• [Required actions]
1: In the blog post about Israel's longer kindergarten day, translate this sentence into Spanish: "It may not seem like such a big deal to some, but it is."
2: Retype the part of the blog post about Israel's longer kindergarten day between "The problem? Mothers" and "served in kindergarten.", inclusive.
3: Write what comes next in the blog post about Israel's longer kindergarten day, starting after its final sentence.

Monday, June 20, 2011

The best for the children

In one of the Shabbat leaflets of last week, I stumbled across a highly intriguing article that told me something I had no clue about. Apparently, a new Israeli incentive lengthened the school day in kindergartens in “socially weak” regions until half past 3 in the afternoon, vs. half past 1 as it used to be. This was done in order to encourage mothers of poorer families to work longer hours, something they wouldn’t always be able to do if they had to pay for optional hours in the kindergarten.

The problem? Mothers who live in the areas where the new law has come into effect, and who deliberately chose to stay home or work mornings only in order to be able to pick up their children from kindergarten at midday, now aren’t allowed to do so. Apparently, our Big Wise Ministry of Education made a collective decision stating there are regions where children are better off spending as many hours as possible in kindergarten and away from their parents.

It may not seem like such a big deal to some, but it is. Two hours of a productive portion of a day are a lot for a little child, and it may make quite a difference as in how a child spends them, especially if those two hours include a gathering for a family lunch at home, vs. institutional food of doubtful quality served in kindergarten.

Here’s the catch: there are socially problematic regions in Israel, indeed (one would have to be blind not to be aware of that), and there are, unfortunately, homes where children are treated poorly. In such instances, this government program insures some minimal level of proper care given to every child. But I cannot understand how it happens that normally functioning mothers are prevented from taking their little child home at a time they deem appropriate, just because they happen to live in an area where many families are struggling. In particular when we talk of religious families who come to live in such areas following a calling for community service.

• [Data section]

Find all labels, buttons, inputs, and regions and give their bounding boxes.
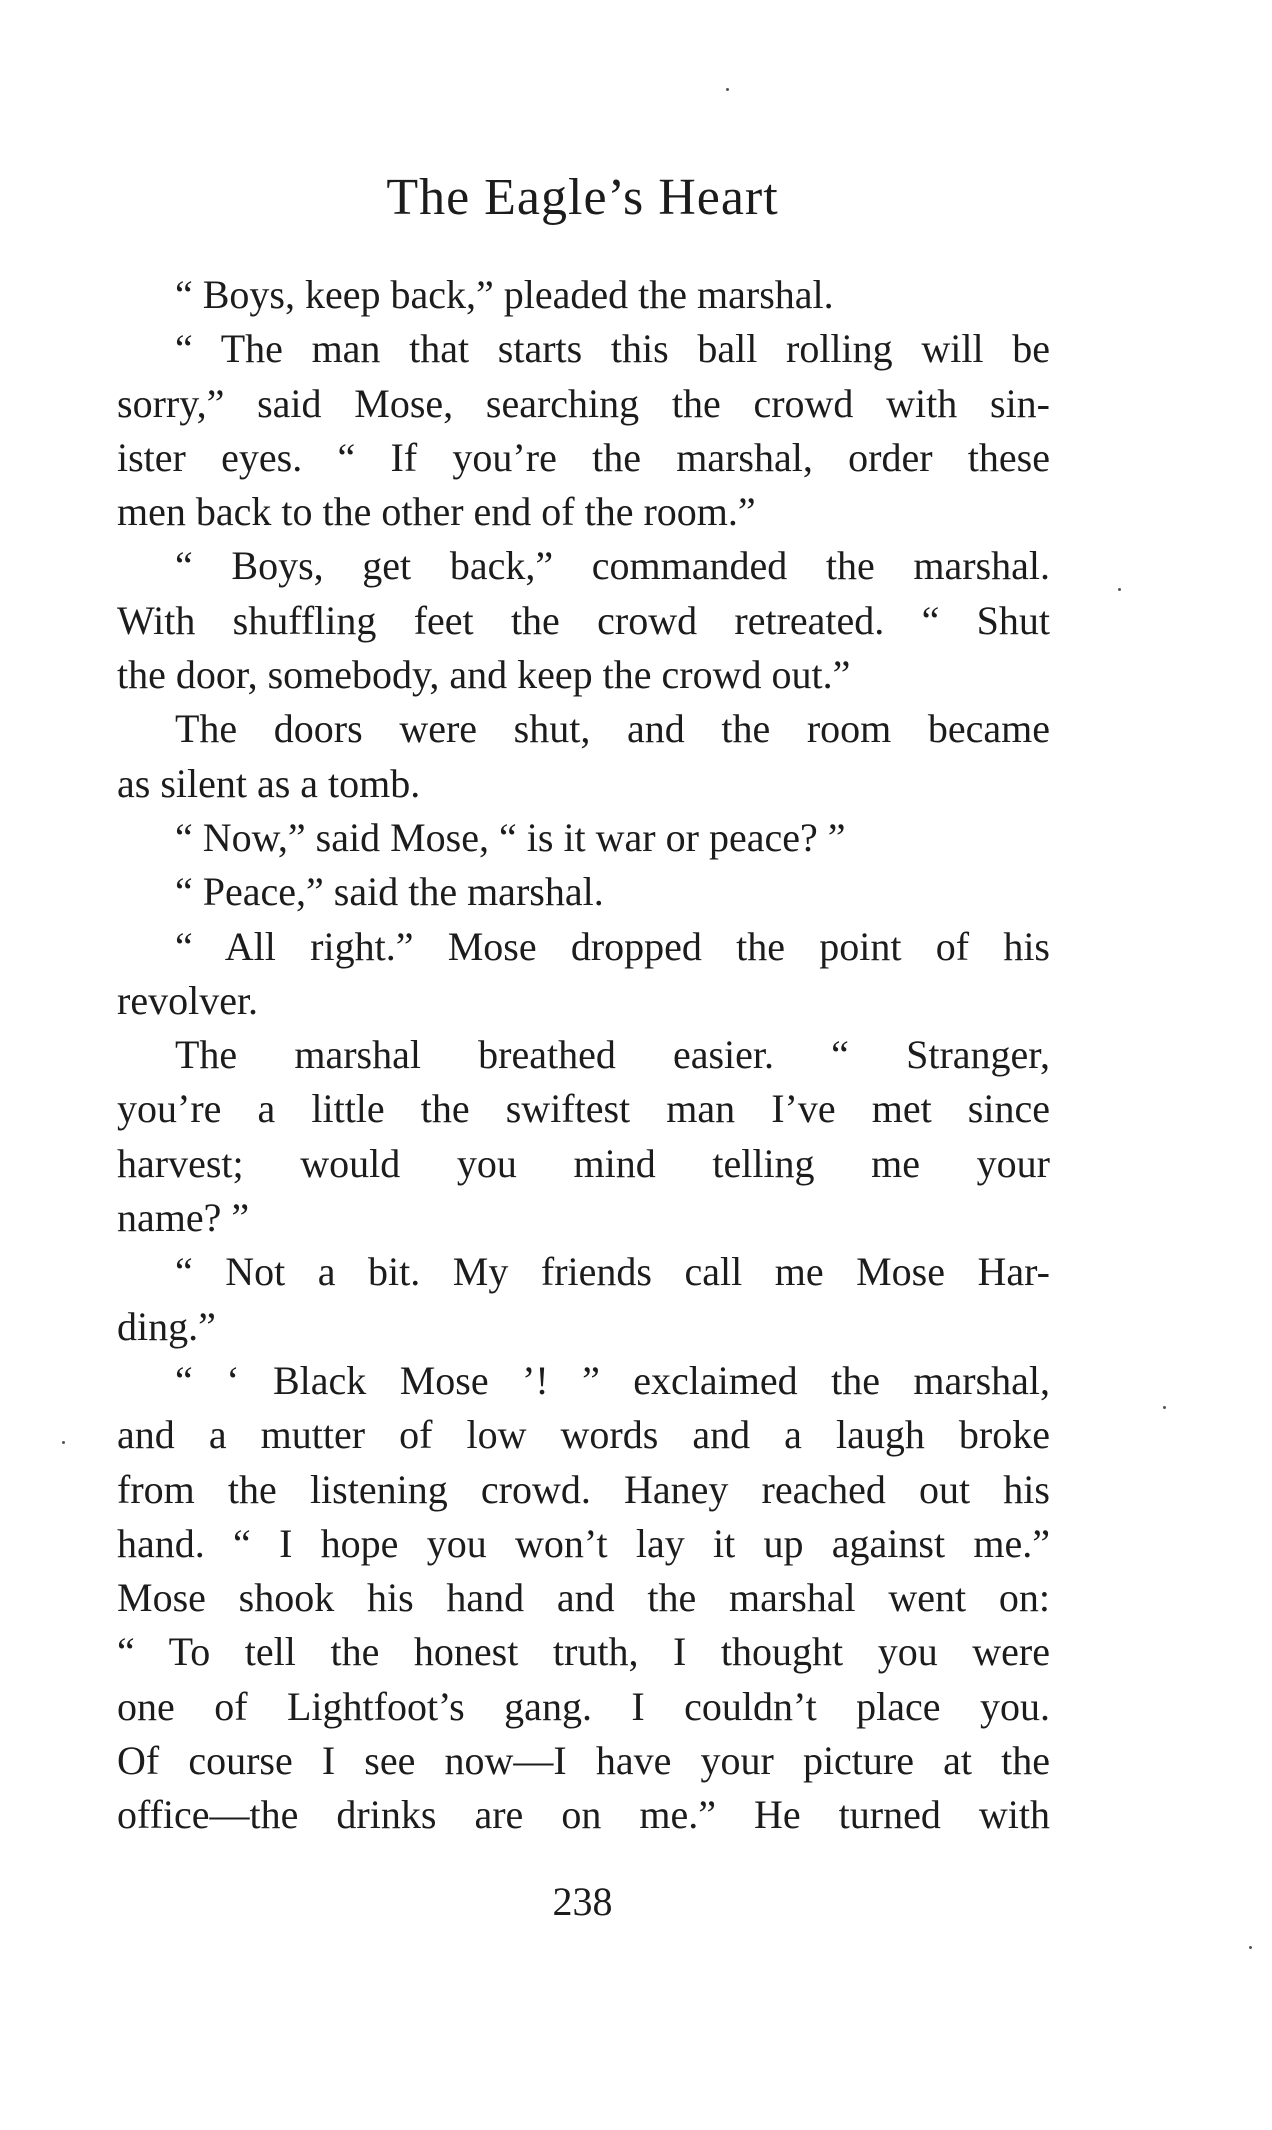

• [Answers in order]
1: Puede que a algunos no les parezca gran cosa, pero lo es.

2:
The problem? Mothers who live in the areas where the new law has come into effect, and who deliberately chose to stay home or work mornings only in order to be able to pick up their children from kindergarten at midday, now aren’t allowed to do so. Apparently, our Big Wise Ministry of Education made a collective decision stating there are regions where children are better off spending as many hours as possible in kindergarten and away from their parents.

It may not seem like such a big deal to some, but it is. Two hours of a productive portion of a day are a lot for a little child, and it may make quite a difference as in how a child spends them, especially if those two hours include a gathering for a family lunch at home, vs. institutional food of doubtful quality served in kindergarten.

3:
The most interesting part in all this, for me, is that in Israel, institutionalized education (unless parents specifically apply for permission to homeschool, which happens very rarely) is obligatory only from age 5, while here we are talking about children aged 3 and 4. Which means they don’t even have to be in kindergarten, by conventional law – but apparently, once their mothers choose to enroll them in a certain school, they no longer have a choice regarding the number of hours their child spends there.

I suppose the reason I haven’t heard of this before is because mutiny has been mostly silent – mothers simply show up to take their children home early, rather than try and combat the system, and in many cases the kindergarten teachers understand, sympathize and try to cover things up in case of an inspection. However, to me it feels, as one of the mothers put it, that “our children are made into government property” (translation from Hebrew mine).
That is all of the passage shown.